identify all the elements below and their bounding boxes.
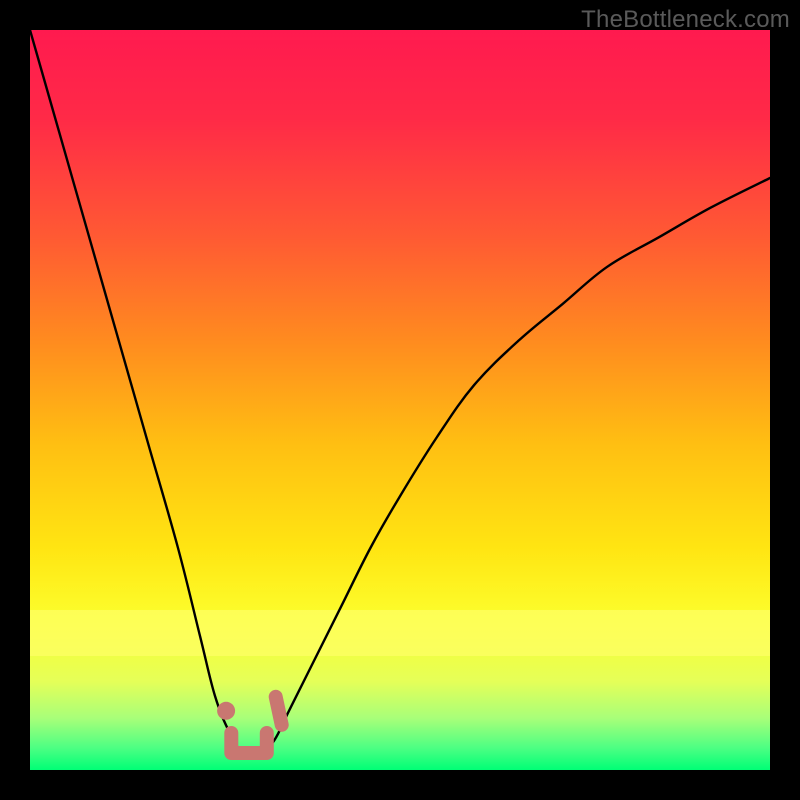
chart-frame: TheBottleneck.com xyxy=(0,0,800,800)
plot-area xyxy=(30,30,770,770)
watermark-text: TheBottleneck.com xyxy=(581,6,790,34)
bottleneck-curve xyxy=(30,30,770,770)
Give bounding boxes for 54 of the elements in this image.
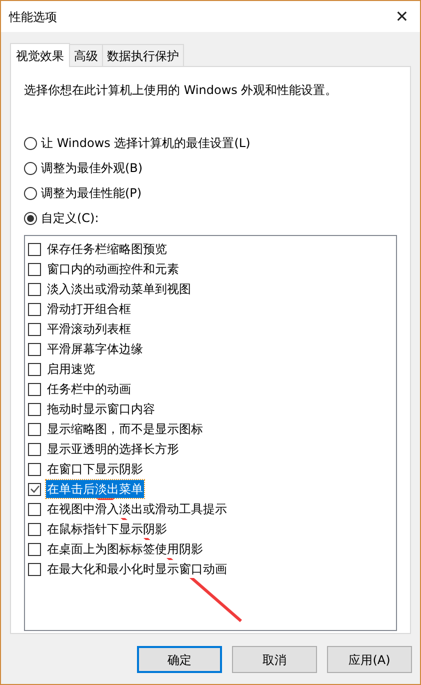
checkbox[interactable] bbox=[28, 482, 41, 496]
dialog-button[interactable]: 确定 bbox=[137, 646, 222, 673]
checkbox[interactable] bbox=[28, 442, 41, 456]
radio-label: 调整为最佳外观(B) bbox=[41, 160, 143, 177]
radio-button[interactable] bbox=[24, 186, 37, 200]
window-title: 性能选项 bbox=[9, 8, 57, 26]
effect-label[interactable]: 在单击后淡出菜单 bbox=[46, 480, 144, 498]
effect-label[interactable]: 在窗口下显示阴影 bbox=[46, 460, 144, 478]
effect-label[interactable]: 在最大化和最小化时显示窗口动画 bbox=[46, 560, 228, 578]
checkbox[interactable] bbox=[28, 462, 41, 476]
effect-label[interactable]: 在鼠标指针下显示阴影 bbox=[46, 520, 168, 538]
radio-button[interactable] bbox=[24, 212, 37, 224]
effect-label[interactable]: 任务栏中的动画 bbox=[46, 380, 132, 398]
effect-label[interactable]: 保存任务栏缩略图预览 bbox=[46, 240, 168, 258]
checkmark-icon bbox=[30, 485, 40, 493]
checkbox[interactable] bbox=[28, 242, 41, 256]
radio-option[interactable]: 调整为最佳外观(B) bbox=[24, 158, 397, 178]
effect-label[interactable]: 淡入淡出或滑动菜单到视图 bbox=[46, 280, 192, 298]
effect-label[interactable]: 在视图中滑入淡出或滑动工具提示 bbox=[46, 500, 228, 518]
checkbox[interactable] bbox=[28, 282, 41, 296]
checkbox[interactable] bbox=[28, 362, 41, 376]
checkbox[interactable] bbox=[28, 542, 41, 556]
radio-option[interactable]: 让 Windows 选择计算机的最佳设置(L) bbox=[24, 133, 397, 153]
checkbox[interactable] bbox=[28, 422, 41, 436]
effect-label[interactable]: 显示亚透明的选择长方形 bbox=[46, 440, 180, 458]
effect-label[interactable]: 显示缩略图，而不是显示图标 bbox=[46, 420, 204, 438]
radio-option[interactable]: 自定义(C): bbox=[24, 208, 397, 228]
close-button[interactable]: ✕ bbox=[384, 1, 420, 32]
effect-label[interactable]: 在桌面上为图标标签使用阴影 bbox=[46, 540, 204, 558]
radio-label: 让 Windows 选择计算机的最佳设置(L) bbox=[41, 135, 250, 152]
checkbox[interactable] bbox=[28, 502, 41, 516]
radio-option[interactable]: 调整为最佳性能(P) bbox=[24, 183, 397, 203]
radio-button[interactable] bbox=[24, 136, 37, 150]
radio-button[interactable] bbox=[24, 162, 37, 174]
dialog-button[interactable]: 应用(A) bbox=[327, 646, 412, 673]
checkbox[interactable] bbox=[28, 342, 41, 356]
tab[interactable]: 视觉效果 bbox=[10, 43, 70, 67]
dialog-button[interactable]: 取消 bbox=[232, 646, 317, 673]
effect-label[interactable]: 滑动打开组合框 bbox=[46, 300, 132, 318]
radio-label: 自定义(C): bbox=[41, 210, 99, 227]
effect-label[interactable]: 窗口内的动画控件和元素 bbox=[46, 260, 180, 278]
checkbox[interactable] bbox=[28, 302, 41, 316]
tab[interactable]: 数据执行保护 bbox=[102, 44, 184, 66]
checkbox[interactable] bbox=[28, 262, 41, 276]
effect-label[interactable]: 平滑滚动列表框 bbox=[46, 320, 132, 338]
description-text: 选择你想在此计算机上使用的 Windows 外观和性能设置。 bbox=[24, 82, 338, 99]
checkbox[interactable] bbox=[28, 402, 41, 416]
effect-label[interactable]: 拖动时显示窗口内容 bbox=[46, 400, 156, 418]
checkbox[interactable] bbox=[28, 522, 41, 536]
checkbox[interactable] bbox=[28, 382, 41, 396]
checkbox[interactable] bbox=[28, 322, 41, 336]
radio-label: 调整为最佳性能(P) bbox=[41, 185, 142, 202]
checkbox[interactable] bbox=[28, 562, 41, 576]
effect-label[interactable]: 平滑屏幕字体边缘 bbox=[46, 340, 144, 358]
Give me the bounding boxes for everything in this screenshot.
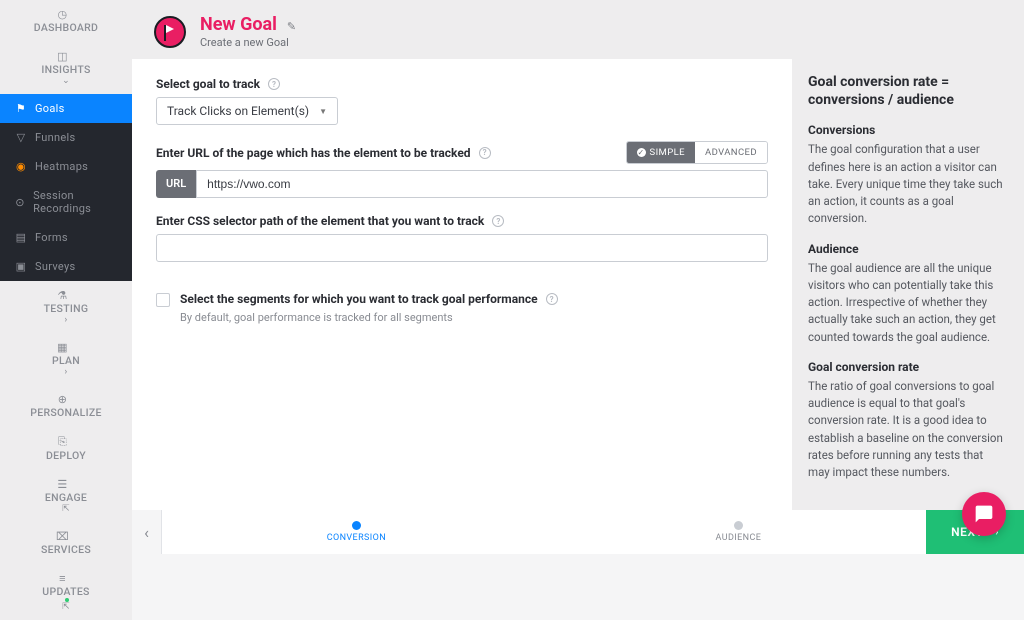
sidebar-label: PLAN <box>52 354 80 367</box>
back-button[interactable]: ‹ <box>132 510 162 554</box>
info-title: Goal conversion rate = conversions / aud… <box>808 73 1006 109</box>
sidebar-item-updates[interactable]: ≡ UPDATES ⇱ <box>0 564 132 620</box>
segments-subtext: By default, goal performance is tracked … <box>180 311 558 324</box>
chevron-down-icon: ⌄ <box>62 76 70 86</box>
step-dot-icon <box>352 521 361 530</box>
sidebar-label: Heatmaps <box>35 160 88 173</box>
info-heading-rate: Goal conversion rate <box>808 360 1006 374</box>
sidebar-label: TESTING <box>44 302 89 315</box>
css-selector-label: Enter CSS selector path of the element t… <box>156 214 768 228</box>
sidebar-item-deploy[interactable]: ⎘ DEPLOY <box>0 427 132 470</box>
sidebar-label: ENGAGE <box>45 491 87 504</box>
simple-toggle[interactable]: SIMPLE <box>627 142 695 163</box>
info-heading-audience: Audience <box>808 242 1006 256</box>
step-conversion[interactable]: CONVERSION <box>327 521 386 543</box>
page-subtitle: Create a new Goal <box>200 36 296 49</box>
sidebar-item-funnels[interactable]: ▽ Funnels <box>0 123 132 152</box>
step-audience[interactable]: AUDIENCE <box>716 521 762 543</box>
sidebar-label: INSIGHTS <box>41 63 90 76</box>
recording-icon: ⊙ <box>14 196 26 209</box>
segments-title: Select the segments for which you want t… <box>180 292 558 306</box>
segments-row: Select the segments for which you want t… <box>156 292 768 324</box>
chat-support-button[interactable] <box>962 492 1006 536</box>
segments-checkbox[interactable] <box>156 293 170 307</box>
target-icon: ⊕ <box>56 393 70 406</box>
help-icon[interactable]: ? <box>479 147 491 159</box>
select-goal-label: Select goal to track ? <box>156 77 768 91</box>
url-input[interactable] <box>196 170 768 198</box>
sidebar: ◷ DASHBOARD ◫ INSIGHTS ⌄ ⚑ Goals ▽ Funne… <box>0 0 132 554</box>
chat-icon <box>974 504 994 524</box>
flask-icon: ⚗ <box>56 289 70 302</box>
sidebar-item-services[interactable]: ⌧ SERVICES <box>0 522 132 564</box>
url-prefix-label: URL <box>156 170 196 198</box>
sidebar-label: Funnels <box>35 131 75 144</box>
sidebar-item-session-recordings[interactable]: ⊙ Session Recordings <box>0 181 132 223</box>
help-icon[interactable]: ? <box>492 215 504 227</box>
info-panel: Goal conversion rate = conversions / aud… <box>792 59 1024 510</box>
sidebar-label: PERSONALIZE <box>30 406 102 419</box>
info-text-rate: The ratio of goal conversions to goal au… <box>808 378 1006 482</box>
help-icon[interactable]: ? <box>268 78 280 90</box>
sidebar-item-heatmaps[interactable]: ◉ Heatmaps <box>0 152 132 181</box>
funnel-icon: ▽ <box>14 131 28 144</box>
sidebar-item-insights[interactable]: ◫ INSIGHTS ⌄ <box>0 42 132 94</box>
sidebar-item-forms[interactable]: ▤ Forms <box>0 223 132 252</box>
select-goal-value: Track Clicks on Element(s) <box>167 104 309 118</box>
wizard-footer: ‹ CONVERSION AUDIENCE NEXT › <box>132 510 1024 554</box>
sidebar-label: Goals <box>35 102 65 115</box>
body-row: Select goal to track ? Track Clicks on E… <box>132 59 1024 510</box>
sidebar-item-personalize[interactable]: ⊕ PERSONALIZE <box>0 385 132 427</box>
goal-logo-icon <box>154 16 186 48</box>
help-icon[interactable]: ? <box>546 293 558 305</box>
advanced-toggle[interactable]: ADVANCED <box>695 142 767 163</box>
sidebar-label: DASHBOARD <box>34 21 98 34</box>
caret-down-icon: ▼ <box>319 107 327 116</box>
step-indicator: CONVERSION AUDIENCE <box>162 510 926 554</box>
sidebar-item-dashboard[interactable]: ◷ DASHBOARD <box>0 0 132 42</box>
external-link-icon: ⇱ <box>62 602 70 612</box>
sidebar-label: Session Recordings <box>33 189 121 215</box>
edit-title-icon[interactable]: ✎ <box>287 20 296 33</box>
sidebar-label: DEPLOY <box>46 449 86 462</box>
step-dot-icon <box>734 521 743 530</box>
page-title: New Goal <box>200 14 277 35</box>
select-goal-dropdown[interactable]: Track Clicks on Element(s) ▼ <box>156 97 338 125</box>
sidebar-item-plan[interactable]: ▦ PLAN › <box>0 333 132 385</box>
flag-icon: ⚑ <box>14 102 28 115</box>
chevron-right-icon: › <box>64 367 67 377</box>
sidebar-label: SERVICES <box>41 543 91 556</box>
page-header: New Goal ✎ Create a new Goal <box>132 0 1024 59</box>
sidebar-label: Forms <box>35 231 68 244</box>
deploy-icon: ⎘ <box>56 435 70 449</box>
gauge-icon: ◷ <box>56 8 70 21</box>
css-selector-input[interactable] <box>156 234 768 262</box>
chevron-right-icon: › <box>64 315 67 325</box>
info-text-audience: The goal audience are all the unique vis… <box>808 260 1006 346</box>
info-text-conversions: The goal configuration that a user defin… <box>808 141 1006 227</box>
form-panel: Select goal to track ? Track Clicks on E… <box>132 59 792 510</box>
briefcase-icon: ⌧ <box>56 530 70 543</box>
sidebar-item-testing[interactable]: ⚗ TESTING › <box>0 281 132 333</box>
calendar-icon: ▦ <box>56 341 70 354</box>
sidebar-item-goals[interactable]: ⚑ Goals <box>0 94 132 123</box>
engage-icon: ☰ <box>56 478 70 491</box>
sidebar-item-surveys[interactable]: ▣ Surveys <box>0 252 132 281</box>
sidebar-item-engage[interactable]: ☰ ENGAGE ⇱ <box>0 470 132 522</box>
url-mode-toggle: SIMPLE ADVANCED <box>626 141 768 164</box>
external-link-icon: ⇱ <box>62 504 70 514</box>
surveys-icon: ▣ <box>14 260 28 273</box>
info-heading-conversions: Conversions <box>808 123 1006 137</box>
sidebar-label: Surveys <box>35 260 75 273</box>
chevron-left-icon: ‹ <box>144 523 149 542</box>
sidebar-label: UPDATES <box>42 585 89 598</box>
cube-icon: ◫ <box>56 50 70 63</box>
forms-icon: ▤ <box>14 231 28 244</box>
updates-icon: ≡ <box>56 572 70 585</box>
heatmap-icon: ◉ <box>14 160 28 173</box>
main-area: New Goal ✎ Create a new Goal Select goal… <box>132 0 1024 554</box>
url-label: Enter URL of the page which has the elem… <box>156 146 491 160</box>
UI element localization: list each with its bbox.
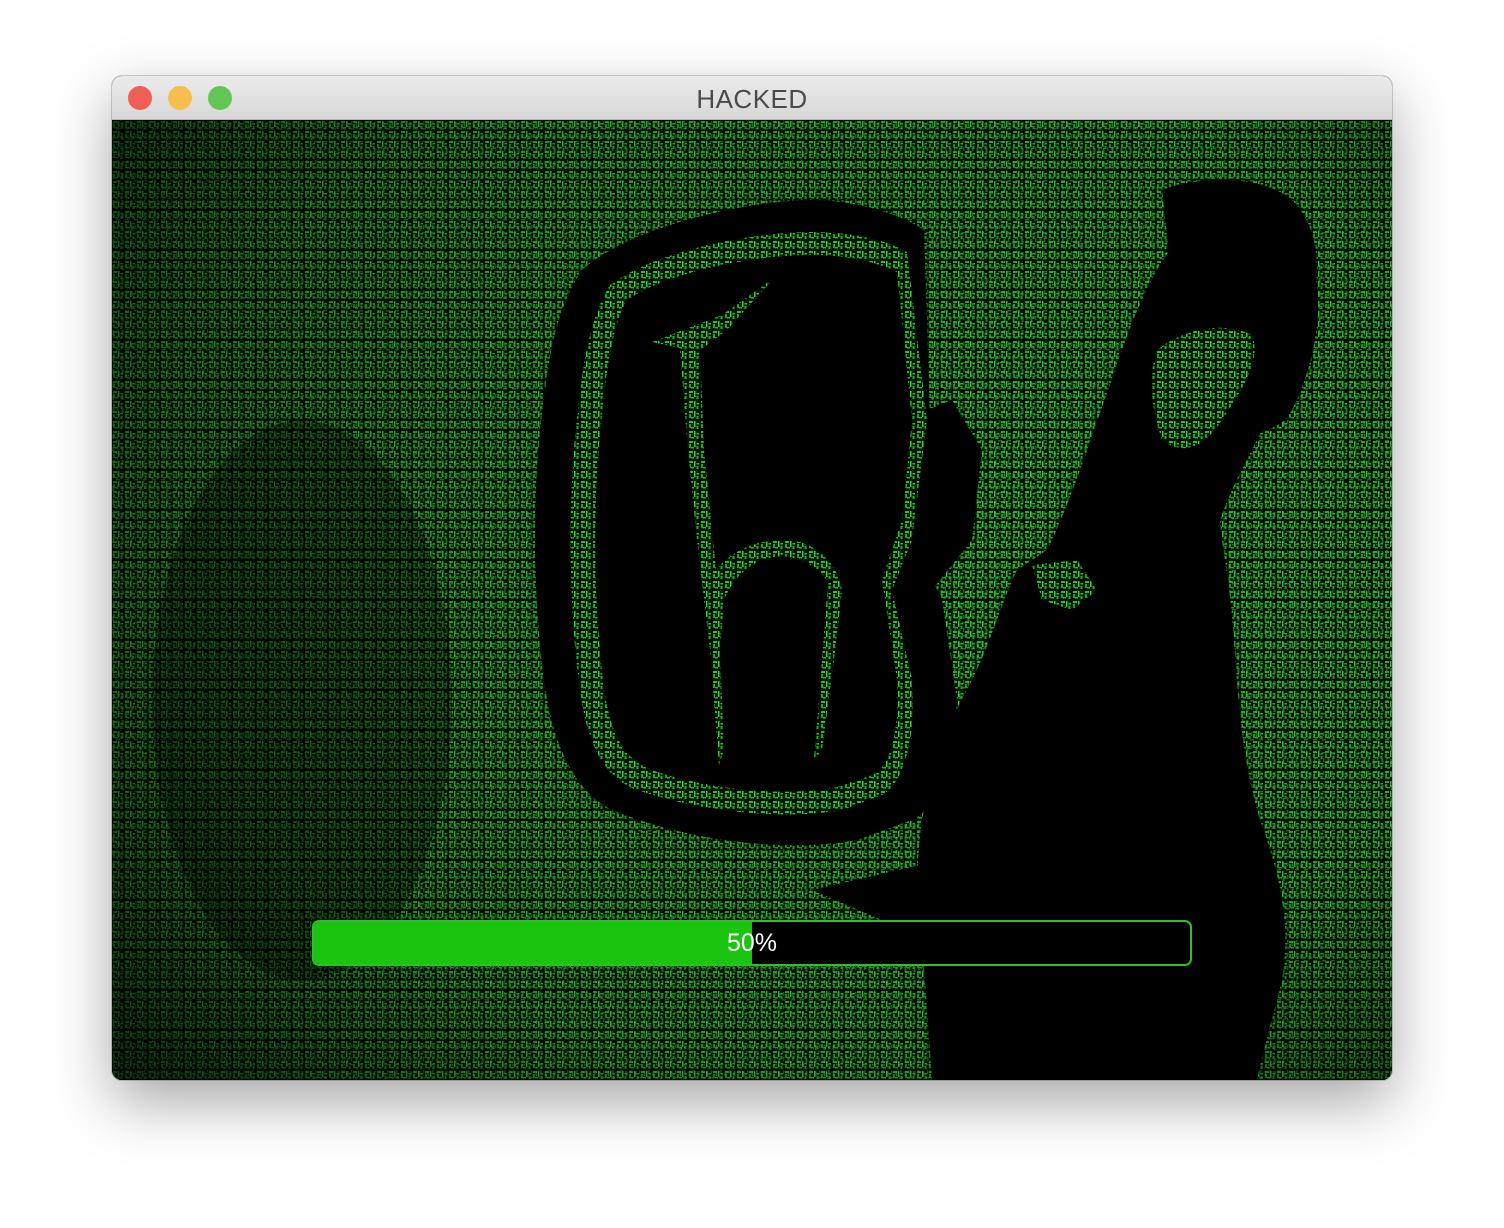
window-title: HACKED <box>696 84 808 114</box>
shield-emblem <box>535 200 957 846</box>
hack-progress-bar: 50% <box>312 920 1192 966</box>
app-window: HACKED 50% <box>112 76 1392 1080</box>
title-bar[interactable]: HACKED <box>112 76 1392 120</box>
hacked-screen: 50% <box>112 120 1392 1080</box>
progress-label: 50% <box>726 929 778 957</box>
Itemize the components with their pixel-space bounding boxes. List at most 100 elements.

####

**EXERCISE DIRECTIONS**
Rewrite the listing, starting at its beginning and ending with the line that contains "Give bounding boxes", replacing "elements" with "items" and changing nothing else. Leave the pictures out.

**EXERCISE RESULT**
identify all the items below and their bounding boxes.
chart-frame: TheBottleneck.com xyxy=(0,0,800,800)
plot-area xyxy=(30,30,770,770)
watermark-text: TheBottleneck.com xyxy=(581,6,790,34)
bottleneck-curve xyxy=(30,30,770,770)
Give bounding boxes for 54 of the items in this image.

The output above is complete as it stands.